What is expected: Lines where the string "noch" appears are to be copied from the entries below.

--- Data in this exercise Enclosed Below ---

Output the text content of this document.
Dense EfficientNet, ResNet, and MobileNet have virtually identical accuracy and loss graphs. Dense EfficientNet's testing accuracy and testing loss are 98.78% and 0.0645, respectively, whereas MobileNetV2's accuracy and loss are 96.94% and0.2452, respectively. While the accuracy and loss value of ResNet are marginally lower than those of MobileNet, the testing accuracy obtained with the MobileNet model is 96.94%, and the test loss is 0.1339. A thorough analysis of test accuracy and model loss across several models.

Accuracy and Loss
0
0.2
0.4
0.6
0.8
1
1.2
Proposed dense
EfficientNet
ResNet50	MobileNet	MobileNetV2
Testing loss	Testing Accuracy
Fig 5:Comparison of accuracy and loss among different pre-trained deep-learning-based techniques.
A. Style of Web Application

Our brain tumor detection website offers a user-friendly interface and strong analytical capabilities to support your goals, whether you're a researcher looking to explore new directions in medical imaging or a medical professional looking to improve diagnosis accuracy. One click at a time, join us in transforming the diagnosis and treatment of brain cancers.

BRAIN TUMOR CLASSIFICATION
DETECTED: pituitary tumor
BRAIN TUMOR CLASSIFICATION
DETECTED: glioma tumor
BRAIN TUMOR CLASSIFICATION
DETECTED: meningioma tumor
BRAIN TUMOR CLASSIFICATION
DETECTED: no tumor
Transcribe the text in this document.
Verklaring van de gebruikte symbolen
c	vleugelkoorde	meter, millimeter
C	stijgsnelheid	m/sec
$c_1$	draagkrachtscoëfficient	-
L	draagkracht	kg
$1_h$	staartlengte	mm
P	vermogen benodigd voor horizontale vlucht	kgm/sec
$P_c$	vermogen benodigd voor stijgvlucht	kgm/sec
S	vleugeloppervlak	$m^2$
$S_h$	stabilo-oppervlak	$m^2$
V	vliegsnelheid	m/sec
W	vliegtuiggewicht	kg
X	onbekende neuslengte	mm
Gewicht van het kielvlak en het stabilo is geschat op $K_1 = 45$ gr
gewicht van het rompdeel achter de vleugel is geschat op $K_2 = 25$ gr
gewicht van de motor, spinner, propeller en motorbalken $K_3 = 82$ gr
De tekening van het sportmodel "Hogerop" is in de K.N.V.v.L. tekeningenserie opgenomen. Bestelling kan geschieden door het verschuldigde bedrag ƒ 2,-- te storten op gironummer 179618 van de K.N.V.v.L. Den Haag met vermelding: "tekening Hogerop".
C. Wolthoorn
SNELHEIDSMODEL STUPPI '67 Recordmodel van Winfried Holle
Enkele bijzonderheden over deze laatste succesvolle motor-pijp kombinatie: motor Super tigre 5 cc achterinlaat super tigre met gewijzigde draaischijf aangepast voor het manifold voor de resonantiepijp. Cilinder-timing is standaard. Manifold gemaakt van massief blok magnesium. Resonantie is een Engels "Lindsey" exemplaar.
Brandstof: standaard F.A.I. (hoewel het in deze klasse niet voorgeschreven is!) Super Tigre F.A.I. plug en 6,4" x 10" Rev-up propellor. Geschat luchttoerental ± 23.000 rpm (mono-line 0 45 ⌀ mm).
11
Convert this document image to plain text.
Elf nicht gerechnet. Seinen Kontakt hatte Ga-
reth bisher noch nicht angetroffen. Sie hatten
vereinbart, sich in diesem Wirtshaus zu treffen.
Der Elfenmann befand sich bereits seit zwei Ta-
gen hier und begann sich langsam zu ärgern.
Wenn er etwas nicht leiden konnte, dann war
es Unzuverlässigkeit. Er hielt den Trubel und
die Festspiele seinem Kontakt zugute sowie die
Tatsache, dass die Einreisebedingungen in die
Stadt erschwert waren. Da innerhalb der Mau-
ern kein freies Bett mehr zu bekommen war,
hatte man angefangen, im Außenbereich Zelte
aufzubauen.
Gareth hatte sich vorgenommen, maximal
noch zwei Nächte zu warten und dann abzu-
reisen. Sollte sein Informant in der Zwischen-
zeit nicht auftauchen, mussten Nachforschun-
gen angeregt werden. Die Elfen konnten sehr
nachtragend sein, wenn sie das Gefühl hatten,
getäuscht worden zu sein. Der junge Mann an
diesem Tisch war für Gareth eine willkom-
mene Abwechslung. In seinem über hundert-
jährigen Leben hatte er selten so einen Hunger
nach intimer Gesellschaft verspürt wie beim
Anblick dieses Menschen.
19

--- End of Enclosed Data in this exercise ---

Exercise solution:
reth bisher noch nicht angetroffen. Sie hatten
noch zwei Nächte zu warten und dann abzu-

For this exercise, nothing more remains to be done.